## Request
Print each line exactly as it is given.

[START Dataset records]

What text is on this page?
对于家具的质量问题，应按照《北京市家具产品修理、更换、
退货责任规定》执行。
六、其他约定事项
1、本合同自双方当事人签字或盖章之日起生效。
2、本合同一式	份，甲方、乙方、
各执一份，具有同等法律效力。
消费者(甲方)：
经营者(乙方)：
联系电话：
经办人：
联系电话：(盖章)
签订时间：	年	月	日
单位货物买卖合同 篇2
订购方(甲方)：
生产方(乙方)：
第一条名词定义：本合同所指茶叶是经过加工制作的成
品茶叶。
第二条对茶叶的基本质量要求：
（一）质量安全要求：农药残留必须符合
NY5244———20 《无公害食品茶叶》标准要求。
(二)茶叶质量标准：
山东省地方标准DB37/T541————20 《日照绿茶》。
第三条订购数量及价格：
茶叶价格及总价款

[END Dataset records]

## Result
What text is on this page?
对于家具的质量问题，应按照《北京市家具产品修理、更换、
退货责任规定》执行。
六、其他约定事项
1、本合同自双方当事人签字或盖章之日起生效。
2、本合同一式	份，甲方、乙方、
各执一份，具有同等法律效力。
消费者(甲方)：
经营者(乙方)：
联系电话：
经办人：
联系电话：(盖章)
签订时间：	年	月	日
单位货物买卖合同 篇2
订购方(甲方)：
生产方(乙方)：
第一条名词定义：本合同所指茶叶是经过加工制作的成
品茶叶。
第二条对茶叶的基本质量要求：
（一）质量安全要求：农药残留必须符合
NY5244———20 《无公害食品茶叶》标准要求。
(二)茶叶质量标准：
山东省地方标准DB37/T541————20 《日照绿茶》。
第三条订购数量及价格：
茶叶价格及总价款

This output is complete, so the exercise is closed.